• **Entries**
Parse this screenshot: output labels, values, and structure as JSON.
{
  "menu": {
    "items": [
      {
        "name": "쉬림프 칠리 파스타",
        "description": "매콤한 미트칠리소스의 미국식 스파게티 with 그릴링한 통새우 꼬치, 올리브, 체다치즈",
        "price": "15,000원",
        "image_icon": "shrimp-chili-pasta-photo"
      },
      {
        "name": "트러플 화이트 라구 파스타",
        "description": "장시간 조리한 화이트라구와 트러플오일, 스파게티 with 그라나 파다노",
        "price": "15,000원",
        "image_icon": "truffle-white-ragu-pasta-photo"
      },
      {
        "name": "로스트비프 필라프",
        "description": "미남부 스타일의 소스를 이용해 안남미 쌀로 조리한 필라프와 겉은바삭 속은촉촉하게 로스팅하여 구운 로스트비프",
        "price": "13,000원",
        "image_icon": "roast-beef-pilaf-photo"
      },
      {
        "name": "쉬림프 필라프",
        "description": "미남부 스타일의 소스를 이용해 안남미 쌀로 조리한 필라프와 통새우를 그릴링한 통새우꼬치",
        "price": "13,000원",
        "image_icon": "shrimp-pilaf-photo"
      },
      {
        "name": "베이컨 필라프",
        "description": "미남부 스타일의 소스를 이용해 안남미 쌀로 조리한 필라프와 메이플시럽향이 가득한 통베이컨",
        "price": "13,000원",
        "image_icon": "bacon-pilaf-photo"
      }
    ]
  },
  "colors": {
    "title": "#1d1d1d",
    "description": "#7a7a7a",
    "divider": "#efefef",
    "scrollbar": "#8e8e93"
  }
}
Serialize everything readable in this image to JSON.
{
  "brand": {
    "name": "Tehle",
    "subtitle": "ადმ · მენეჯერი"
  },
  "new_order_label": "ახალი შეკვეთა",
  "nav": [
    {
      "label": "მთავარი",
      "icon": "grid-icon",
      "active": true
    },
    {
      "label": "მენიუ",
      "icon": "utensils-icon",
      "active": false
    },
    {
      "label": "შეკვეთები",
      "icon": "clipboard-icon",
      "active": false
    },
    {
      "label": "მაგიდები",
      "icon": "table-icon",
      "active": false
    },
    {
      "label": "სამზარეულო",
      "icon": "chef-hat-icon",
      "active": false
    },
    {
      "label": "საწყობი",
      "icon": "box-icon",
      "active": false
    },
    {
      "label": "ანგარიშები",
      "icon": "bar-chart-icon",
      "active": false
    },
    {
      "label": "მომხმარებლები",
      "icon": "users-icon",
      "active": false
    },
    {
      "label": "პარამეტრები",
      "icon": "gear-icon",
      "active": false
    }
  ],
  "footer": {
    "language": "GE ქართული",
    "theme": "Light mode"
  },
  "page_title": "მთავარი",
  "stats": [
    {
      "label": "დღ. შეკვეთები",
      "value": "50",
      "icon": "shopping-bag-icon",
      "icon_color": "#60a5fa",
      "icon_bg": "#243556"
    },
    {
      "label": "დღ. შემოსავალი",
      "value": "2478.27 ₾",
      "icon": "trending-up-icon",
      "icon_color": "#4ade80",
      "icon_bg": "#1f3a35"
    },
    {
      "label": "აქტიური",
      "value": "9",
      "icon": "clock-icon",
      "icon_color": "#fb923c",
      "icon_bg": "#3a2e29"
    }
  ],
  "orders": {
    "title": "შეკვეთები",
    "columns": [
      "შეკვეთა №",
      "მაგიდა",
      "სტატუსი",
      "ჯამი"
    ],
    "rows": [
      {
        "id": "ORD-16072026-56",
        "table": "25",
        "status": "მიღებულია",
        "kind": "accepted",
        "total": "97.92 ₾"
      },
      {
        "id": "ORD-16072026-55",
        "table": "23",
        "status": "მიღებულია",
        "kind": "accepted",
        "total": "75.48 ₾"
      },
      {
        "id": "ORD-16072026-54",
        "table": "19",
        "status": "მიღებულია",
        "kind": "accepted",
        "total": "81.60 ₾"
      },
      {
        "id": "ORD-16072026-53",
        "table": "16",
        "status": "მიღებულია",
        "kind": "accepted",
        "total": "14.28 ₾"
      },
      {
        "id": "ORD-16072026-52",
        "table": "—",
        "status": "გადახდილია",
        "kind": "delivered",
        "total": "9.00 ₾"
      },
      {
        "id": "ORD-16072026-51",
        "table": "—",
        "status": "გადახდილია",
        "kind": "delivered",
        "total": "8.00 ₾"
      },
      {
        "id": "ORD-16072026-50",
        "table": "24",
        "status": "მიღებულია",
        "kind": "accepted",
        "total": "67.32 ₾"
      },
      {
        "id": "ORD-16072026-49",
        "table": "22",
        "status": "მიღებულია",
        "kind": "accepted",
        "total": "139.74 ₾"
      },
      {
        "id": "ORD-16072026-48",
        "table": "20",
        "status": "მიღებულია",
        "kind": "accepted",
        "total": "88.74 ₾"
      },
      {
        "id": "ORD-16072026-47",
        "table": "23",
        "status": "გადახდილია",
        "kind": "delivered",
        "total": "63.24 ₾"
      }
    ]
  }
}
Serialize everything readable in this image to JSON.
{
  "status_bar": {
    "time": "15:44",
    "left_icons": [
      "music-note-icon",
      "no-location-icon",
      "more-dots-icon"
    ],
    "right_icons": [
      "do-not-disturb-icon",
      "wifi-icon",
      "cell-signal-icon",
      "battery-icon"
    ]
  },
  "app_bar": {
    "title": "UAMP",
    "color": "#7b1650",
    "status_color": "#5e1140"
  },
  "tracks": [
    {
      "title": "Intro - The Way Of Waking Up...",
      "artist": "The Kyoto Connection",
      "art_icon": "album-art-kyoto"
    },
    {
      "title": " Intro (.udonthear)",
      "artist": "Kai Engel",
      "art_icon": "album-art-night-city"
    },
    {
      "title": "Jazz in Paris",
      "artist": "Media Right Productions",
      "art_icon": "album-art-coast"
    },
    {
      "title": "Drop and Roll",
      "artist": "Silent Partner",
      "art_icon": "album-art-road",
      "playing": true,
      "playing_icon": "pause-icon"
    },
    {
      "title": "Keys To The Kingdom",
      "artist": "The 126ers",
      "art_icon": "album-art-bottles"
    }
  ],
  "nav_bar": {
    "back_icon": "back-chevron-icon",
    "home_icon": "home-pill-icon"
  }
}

• **Work to complete**
Repeat every entry word for word.

• **Exercise response**
Parse this screenshot: output labels, values, and structure as JSON.
{
  "menu": {
    "items": [
      {
        "name": "쉬림프 칠리 파스타",
        "description": "매콤한 미트칠리소스의 미국식 스파게티 with 그릴링한 통새우 꼬치, 올리브, 체다치즈",
        "price": "15,000원",
        "image_icon": "shrimp-chili-pasta-photo"
      },
      {
        "name": "트러플 화이트 라구 파스타",
        "description": "장시간 조리한 화이트라구와 트러플오일, 스파게티 with 그라나 파다노",
        "price": "15,000원",
        "image_icon": "truffle-white-ragu-pasta-photo"
      },
      {
        "name": "로스트비프 필라프",
        "description": "미남부 스타일의 소스를 이용해 안남미 쌀로 조리한 필라프와 겉은바삭 속은촉촉하게 로스팅하여 구운 로스트비프",
        "price": "13,000원",
        "image_icon": "roast-beef-pilaf-photo"
      },
      {
        "name": "쉬림프 필라프",
        "description": "미남부 스타일의 소스를 이용해 안남미 쌀로 조리한 필라프와 통새우를 그릴링한 통새우꼬치",
        "price": "13,000원",
        "image_icon": "shrimp-pilaf-photo"
      },
      {
        "name": "베이컨 필라프",
        "description": "미남부 스타일의 소스를 이용해 안남미 쌀로 조리한 필라프와 메이플시럽향이 가득한 통베이컨",
        "price": "13,000원",
        "image_icon": "bacon-pilaf-photo"
      }
    ]
  },
  "colors": {
    "title": "#1d1d1d",
    "description": "#7a7a7a",
    "divider": "#efefef",
    "scrollbar": "#8e8e93"
  }
}
Serialize everything readable in this image to JSON.
{
  "brand": {
    "name": "Tehle",
    "subtitle": "ადმ · მენეჯერი"
  },
  "new_order_label": "ახალი შეკვეთა",
  "nav": [
    {
      "label": "მთავარი",
      "icon": "grid-icon",
      "active": true
    },
    {
      "label": "მენიუ",
      "icon": "utensils-icon",
      "active": false
    },
    {
      "label": "შეკვეთები",
      "icon": "clipboard-icon",
      "active": false
    },
    {
      "label": "მაგიდები",
      "icon": "table-icon",
      "active": false
    },
    {
      "label": "სამზარეულო",
      "icon": "chef-hat-icon",
      "active": false
    },
    {
      "label": "საწყობი",
      "icon": "box-icon",
      "active": false
    },
    {
      "label": "ანგარიშები",
      "icon": "bar-chart-icon",
      "active": false
    },
    {
      "label": "მომხმარებლები",
      "icon": "users-icon",
      "active": false
    },
    {
      "label": "პარამეტრები",
      "icon": "gear-icon",
      "active": false
    }
  ],
  "footer": {
    "language": "GE ქართული",
    "theme": "Light mode"
  },
  "page_title": "მთავარი",
  "stats": [
    {
      "label": "დღ. შეკვეთები",
      "value": "50",
      "icon": "shopping-bag-icon",
      "icon_color": "#60a5fa",
      "icon_bg": "#243556"
    },
    {
      "label": "დღ. შემოსავალი",
      "value": "2478.27 ₾",
      "icon": "trending-up-icon",
      "icon_color": "#4ade80",
      "icon_bg": "#1f3a35"
    },
    {
      "label": "აქტიური",
      "value": "9",
      "icon": "clock-icon",
      "icon_color": "#fb923c",
      "icon_bg": "#3a2e29"
    }
  ],
  "orders": {
    "title": "შეკვეთები",
    "columns": [
      "შეკვეთა №",
      "მაგიდა",
      "სტატუსი",
      "ჯამი"
    ],
    "rows": [
      {
        "id": "ORD-16072026-56",
        "table": "25",
        "status": "მიღებულია",
        "kind": "accepted",
        "total": "97.92 ₾"
      },
      {
        "id": "ORD-16072026-55",
        "table": "23",
        "status": "მიღებულია",
        "kind": "accepted",
        "total": "75.48 ₾"
      },
      {
        "id": "ORD-16072026-54",
        "table": "19",
        "status": "მიღებულია",
        "kind": "accepted",
        "total": "81.60 ₾"
      },
      {
        "id": "ORD-16072026-53",
        "table": "16",
        "status": "მიღებულია",
        "kind": "accepted",
        "total": "14.28 ₾"
      },
      {
        "id": "ORD-16072026-52",
        "table": "—",
        "status": "გადახდილია",
        "kind": "delivered",
        "total": "9.00 ₾"
      },
      {
        "id": "ORD-16072026-51",
        "table": "—",
        "status": "გადახდილია",
        "kind": "delivered",
        "total": "8.00 ₾"
      },
      {
        "id": "ORD-16072026-50",
        "table": "24",
        "status": "მიღებულია",
        "kind": "accepted",
        "total": "67.32 ₾"
      },
      {
        "id": "ORD-16072026-49",
        "table": "22",
        "status": "მიღებულია",
        "kind": "accepted",
        "total": "139.74 ₾"
      },
      {
        "id": "ORD-16072026-48",
        "table": "20",
        "status": "მიღებულია",
        "kind": "accepted",
        "total": "88.74 ₾"
      },
      {
        "id": "ORD-16072026-47",
        "table": "23",
        "status": "გადახდილია",
        "kind": "delivered",
        "total": "63.24 ₾"
      }
    ]
  }
}
Serialize everything readable in this image to JSON.
{
  "status_bar": {
    "time": "15:44",
    "left_icons": [
      "music-note-icon",
      "no-location-icon",
      "more-dots-icon"
    ],
    "right_icons": [
      "do-not-disturb-icon",
      "wifi-icon",
      "cell-signal-icon",
      "battery-icon"
    ]
  },
  "app_bar": {
    "title": "UAMP",
    "color": "#7b1650",
    "status_color": "#5e1140"
  },
  "tracks": [
    {
      "title": "Intro - The Way Of Waking Up...",
      "artist": "The Kyoto Connection",
      "art_icon": "album-art-kyoto"
    },
    {
      "title": " Intro (.udonthear)",
      "artist": "Kai Engel",
      "art_icon": "album-art-night-city"
    },
    {
      "title": "Jazz in Paris",
      "artist": "Media Right Productions",
      "art_icon": "album-art-coast"
    },
    {
      "title": "Drop and Roll",
      "artist": "Silent Partner",
      "art_icon": "album-art-road",
      "playing": true,
      "playing_icon": "pause-icon"
    },
    {
      "title": "Keys To The Kingdom",
      "artist": "The 126ers",
      "art_icon": "album-art-bottles"
    }
  ],
  "nav_bar": {
    "back_icon": "back-chevron-icon",
    "home_icon": "home-pill-icon"
  }
}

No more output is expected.